[START SUPPLIED RECORDS]

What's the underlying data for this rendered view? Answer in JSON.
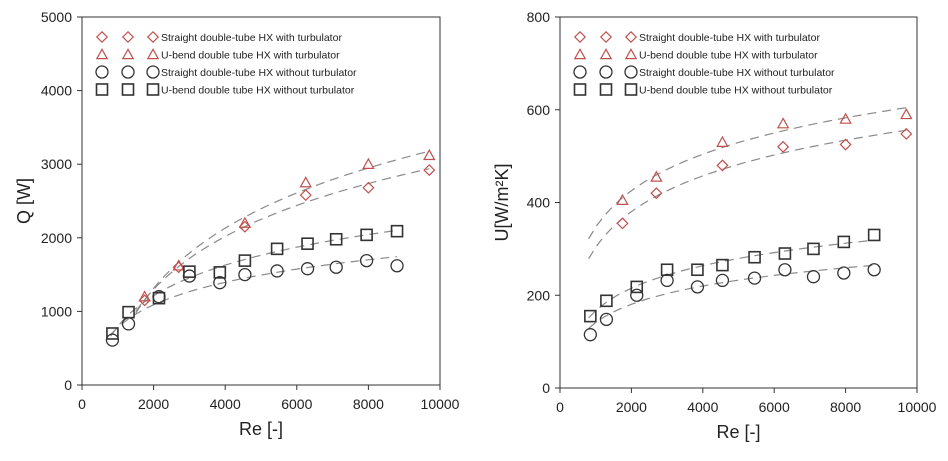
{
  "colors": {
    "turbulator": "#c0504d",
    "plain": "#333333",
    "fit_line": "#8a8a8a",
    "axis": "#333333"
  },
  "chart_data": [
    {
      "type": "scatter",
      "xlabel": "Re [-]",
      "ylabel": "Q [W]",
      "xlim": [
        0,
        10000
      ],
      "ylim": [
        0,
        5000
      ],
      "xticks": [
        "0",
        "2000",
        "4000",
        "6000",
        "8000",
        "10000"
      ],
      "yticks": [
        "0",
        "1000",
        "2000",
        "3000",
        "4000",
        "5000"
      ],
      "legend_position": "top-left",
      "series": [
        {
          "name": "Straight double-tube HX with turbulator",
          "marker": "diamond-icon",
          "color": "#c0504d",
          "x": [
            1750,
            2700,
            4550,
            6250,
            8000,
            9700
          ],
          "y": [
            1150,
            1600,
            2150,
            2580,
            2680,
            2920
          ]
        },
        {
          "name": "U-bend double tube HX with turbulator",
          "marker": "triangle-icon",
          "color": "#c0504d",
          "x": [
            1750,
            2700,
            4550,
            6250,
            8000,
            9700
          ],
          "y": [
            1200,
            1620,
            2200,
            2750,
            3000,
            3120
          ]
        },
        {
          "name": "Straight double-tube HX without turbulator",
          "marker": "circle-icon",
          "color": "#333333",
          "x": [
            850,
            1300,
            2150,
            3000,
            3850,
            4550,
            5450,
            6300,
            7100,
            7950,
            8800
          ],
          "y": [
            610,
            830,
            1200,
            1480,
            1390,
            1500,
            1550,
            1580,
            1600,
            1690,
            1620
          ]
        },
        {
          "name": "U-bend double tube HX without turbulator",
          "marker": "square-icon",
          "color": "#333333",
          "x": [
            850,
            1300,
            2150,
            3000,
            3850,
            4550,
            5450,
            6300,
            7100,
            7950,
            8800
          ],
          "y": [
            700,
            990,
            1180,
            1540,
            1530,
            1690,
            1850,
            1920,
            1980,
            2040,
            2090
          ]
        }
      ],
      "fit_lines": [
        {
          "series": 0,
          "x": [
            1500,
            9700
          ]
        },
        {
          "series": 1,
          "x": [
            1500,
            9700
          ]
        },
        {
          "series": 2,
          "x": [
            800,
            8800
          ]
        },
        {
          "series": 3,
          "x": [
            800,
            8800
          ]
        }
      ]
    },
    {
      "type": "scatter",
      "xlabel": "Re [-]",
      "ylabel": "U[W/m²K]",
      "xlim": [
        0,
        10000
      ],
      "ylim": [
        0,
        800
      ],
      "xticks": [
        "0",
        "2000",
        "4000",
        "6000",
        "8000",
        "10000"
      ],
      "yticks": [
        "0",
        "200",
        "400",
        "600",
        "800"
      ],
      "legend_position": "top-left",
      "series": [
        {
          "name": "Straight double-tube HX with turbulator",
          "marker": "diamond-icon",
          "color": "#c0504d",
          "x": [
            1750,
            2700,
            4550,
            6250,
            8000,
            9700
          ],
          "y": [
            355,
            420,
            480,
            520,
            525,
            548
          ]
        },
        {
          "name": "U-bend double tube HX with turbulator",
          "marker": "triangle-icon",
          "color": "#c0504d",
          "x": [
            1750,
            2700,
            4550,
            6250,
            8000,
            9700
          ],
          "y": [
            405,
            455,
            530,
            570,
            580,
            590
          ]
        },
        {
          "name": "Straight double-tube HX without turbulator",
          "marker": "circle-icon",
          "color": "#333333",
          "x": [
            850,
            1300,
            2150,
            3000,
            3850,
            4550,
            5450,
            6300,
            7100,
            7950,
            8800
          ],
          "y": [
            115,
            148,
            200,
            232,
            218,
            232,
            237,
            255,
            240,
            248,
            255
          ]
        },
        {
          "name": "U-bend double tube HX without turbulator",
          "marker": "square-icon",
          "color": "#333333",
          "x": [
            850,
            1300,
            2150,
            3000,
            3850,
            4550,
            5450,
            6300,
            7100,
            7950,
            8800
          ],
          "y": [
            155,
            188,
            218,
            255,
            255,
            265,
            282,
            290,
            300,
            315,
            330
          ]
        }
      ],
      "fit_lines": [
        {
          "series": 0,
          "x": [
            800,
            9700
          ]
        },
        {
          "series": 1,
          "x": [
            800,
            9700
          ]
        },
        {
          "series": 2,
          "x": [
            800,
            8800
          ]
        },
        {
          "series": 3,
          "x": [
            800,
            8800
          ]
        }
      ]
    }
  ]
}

[END SUPPLIED RECORDS]

◆ **SET EXERCISE**: Quote the data exactly, leaving every image out of the copy.

◆ **SOLUTION FOR THIS PROBLEM**:
What's the underlying data for this rendered view? Answer in JSON.
{
  "colors": {
    "turbulator": "#c0504d",
    "plain": "#333333",
    "fit_line": "#8a8a8a",
    "axis": "#333333"
  },
  "chart_data": [
    {
      "type": "scatter",
      "xlabel": "Re [-]",
      "ylabel": "Q [W]",
      "xlim": [
        0,
        10000
      ],
      "ylim": [
        0,
        5000
      ],
      "xticks": [
        "0",
        "2000",
        "4000",
        "6000",
        "8000",
        "10000"
      ],
      "yticks": [
        "0",
        "1000",
        "2000",
        "3000",
        "4000",
        "5000"
      ],
      "legend_position": "top-left",
      "series": [
        {
          "name": "Straight double-tube HX with turbulator",
          "marker": "diamond-icon",
          "color": "#c0504d",
          "x": [
            1750,
            2700,
            4550,
            6250,
            8000,
            9700
          ],
          "y": [
            1150,
            1600,
            2150,
            2580,
            2680,
            2920
          ]
        },
        {
          "name": "U-bend double tube HX with turbulator",
          "marker": "triangle-icon",
          "color": "#c0504d",
          "x": [
            1750,
            2700,
            4550,
            6250,
            8000,
            9700
          ],
          "y": [
            1200,
            1620,
            2200,
            2750,
            3000,
            3120
          ]
        },
        {
          "name": "Straight double-tube HX without turbulator",
          "marker": "circle-icon",
          "color": "#333333",
          "x": [
            850,
            1300,
            2150,
            3000,
            3850,
            4550,
            5450,
            6300,
            7100,
            7950,
            8800
          ],
          "y": [
            610,
            830,
            1200,
            1480,
            1390,
            1500,
            1550,
            1580,
            1600,
            1690,
            1620
          ]
        },
        {
          "name": "U-bend double tube HX without turbulator",
          "marker": "square-icon",
          "color": "#333333",
          "x": [
            850,
            1300,
            2150,
            3000,
            3850,
            4550,
            5450,
            6300,
            7100,
            7950,
            8800
          ],
          "y": [
            700,
            990,
            1180,
            1540,
            1530,
            1690,
            1850,
            1920,
            1980,
            2040,
            2090
          ]
        }
      ],
      "fit_lines": [
        {
          "series": 0,
          "x": [
            1500,
            9700
          ]
        },
        {
          "series": 1,
          "x": [
            1500,
            9700
          ]
        },
        {
          "series": 2,
          "x": [
            800,
            8800
          ]
        },
        {
          "series": 3,
          "x": [
            800,
            8800
          ]
        }
      ]
    },
    {
      "type": "scatter",
      "xlabel": "Re [-]",
      "ylabel": "U[W/m²K]",
      "xlim": [
        0,
        10000
      ],
      "ylim": [
        0,
        800
      ],
      "xticks": [
        "0",
        "2000",
        "4000",
        "6000",
        "8000",
        "10000"
      ],
      "yticks": [
        "0",
        "200",
        "400",
        "600",
        "800"
      ],
      "legend_position": "top-left",
      "series": [
        {
          "name": "Straight double-tube HX with turbulator",
          "marker": "diamond-icon",
          "color": "#c0504d",
          "x": [
            1750,
            2700,
            4550,
            6250,
            8000,
            9700
          ],
          "y": [
            355,
            420,
            480,
            520,
            525,
            548
          ]
        },
        {
          "name": "U-bend double tube HX with turbulator",
          "marker": "triangle-icon",
          "color": "#c0504d",
          "x": [
            1750,
            2700,
            4550,
            6250,
            8000,
            9700
          ],
          "y": [
            405,
            455,
            530,
            570,
            580,
            590
          ]
        },
        {
          "name": "Straight double-tube HX without turbulator",
          "marker": "circle-icon",
          "color": "#333333",
          "x": [
            850,
            1300,
            2150,
            3000,
            3850,
            4550,
            5450,
            6300,
            7100,
            7950,
            8800
          ],
          "y": [
            115,
            148,
            200,
            232,
            218,
            232,
            237,
            255,
            240,
            248,
            255
          ]
        },
        {
          "name": "U-bend double tube HX without turbulator",
          "marker": "square-icon",
          "color": "#333333",
          "x": [
            850,
            1300,
            2150,
            3000,
            3850,
            4550,
            5450,
            6300,
            7100,
            7950,
            8800
          ],
          "y": [
            155,
            188,
            218,
            255,
            255,
            265,
            282,
            290,
            300,
            315,
            330
          ]
        }
      ],
      "fit_lines": [
        {
          "series": 0,
          "x": [
            800,
            9700
          ]
        },
        {
          "series": 1,
          "x": [
            800,
            9700
          ]
        },
        {
          "series": 2,
          "x": [
            800,
            8800
          ]
        },
        {
          "series": 3,
          "x": [
            800,
            8800
          ]
        }
      ]
    }
  ]
}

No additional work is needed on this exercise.